Instruction - Please copy every line of the records below that holds the word "heures".

[Saved entries]
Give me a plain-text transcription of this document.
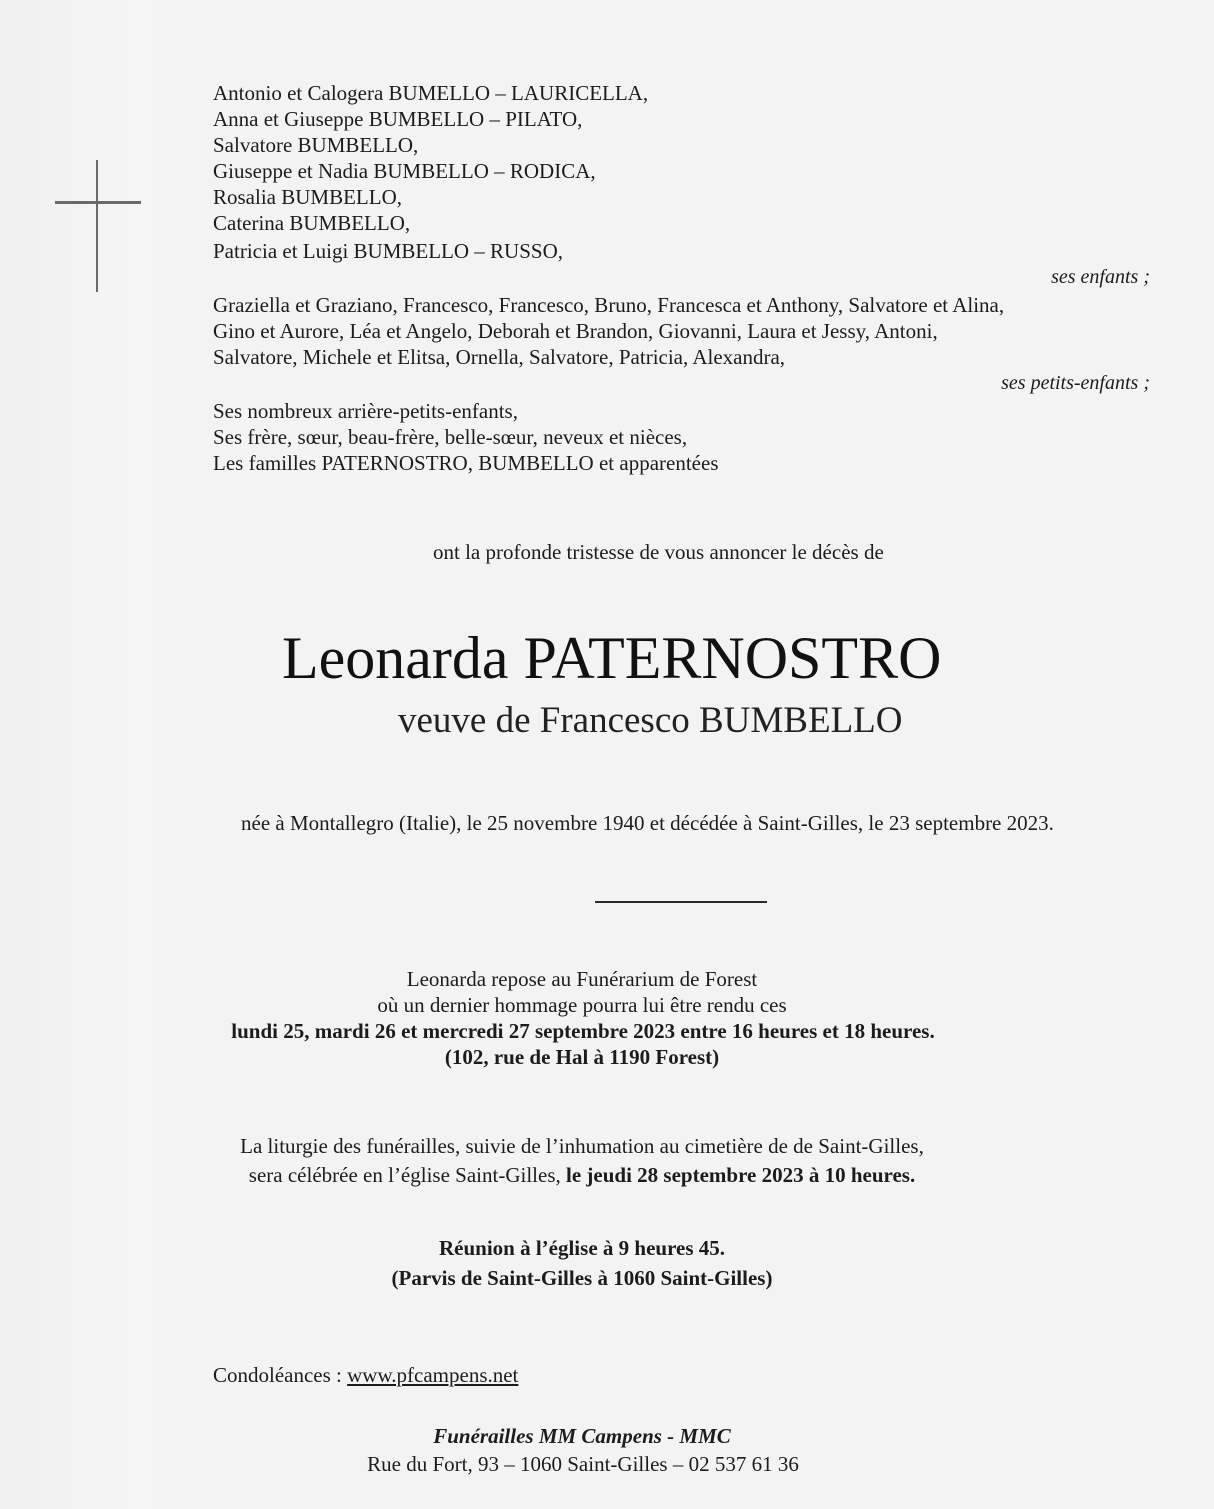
Antonio et Calogera BUMELLO – LAURICELLA,
Anna et Giuseppe BUMBELLO – PILATO,
Salvatore BUMBELLO,
Giuseppe et Nadia BUMBELLO – RODICA,
Rosalia BUMBELLO,
Caterina BUMBELLO,
Patricia et Luigi BUMBELLO – RUSSO,
ses enfants ;
Graziella et Graziano, Francesco, Francesco, Bruno, Francesca et Anthony, Salvatore et Alina,
Gino et Aurore, Léa et Angelo, Deborah et Brandon, Giovanni, Laura et Jessy, Antoni,
Salvatore, Michele et Elitsa, Ornella, Salvatore, Patricia, Alexandra,
ses petits-enfants ;
Ses nombreux arrière-petits-enfants,
Ses frère, sœur, beau-frère, belle-sœur, neveux et nièces,
Les familles PATERNOSTRO, BUMBELLO et apparentées
ont la profonde tristesse de vous annoncer le décès de
Leonarda PATERNOSTRO
veuve de Francesco BUMBELLO
née à Montallegro (Italie), le 25 novembre 1940 et décédée à Saint-Gilles, le 23 septembre 2023.
Leonarda repose au Funérarium de Forest
où un dernier hommage pourra lui être rendu ces
lundi 25, mardi 26 et mercredi 27 septembre 2023 entre 16 heures et 18 heures.
(102, rue de Hal à 1190 Forest)
La liturgie des funérailles, suivie de l’inhumation au cimetière de de Saint-Gilles,
sera célébrée en l’église Saint-Gilles, le jeudi 28 septembre 2023 à 10 heures.
Réunion à l’église à 9 heures 45.
(Parvis de Saint-Gilles à 1060 Saint-Gilles)
Condoléances : www.pfcampens.net
Funérailles MM Campens - MMC
Rue du Fort, 93 – 1060 Saint-Gilles – 02 537 61 36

Solution to this problem -
lundi 25, mardi 26 et mercredi 27 septembre 2023 entre 16 heures et 18 heures.
sera célébrée en l’église Saint-Gilles, le jeudi 28 septembre 2023 à 10 heures.
Réunion à l’église à 9 heures 45.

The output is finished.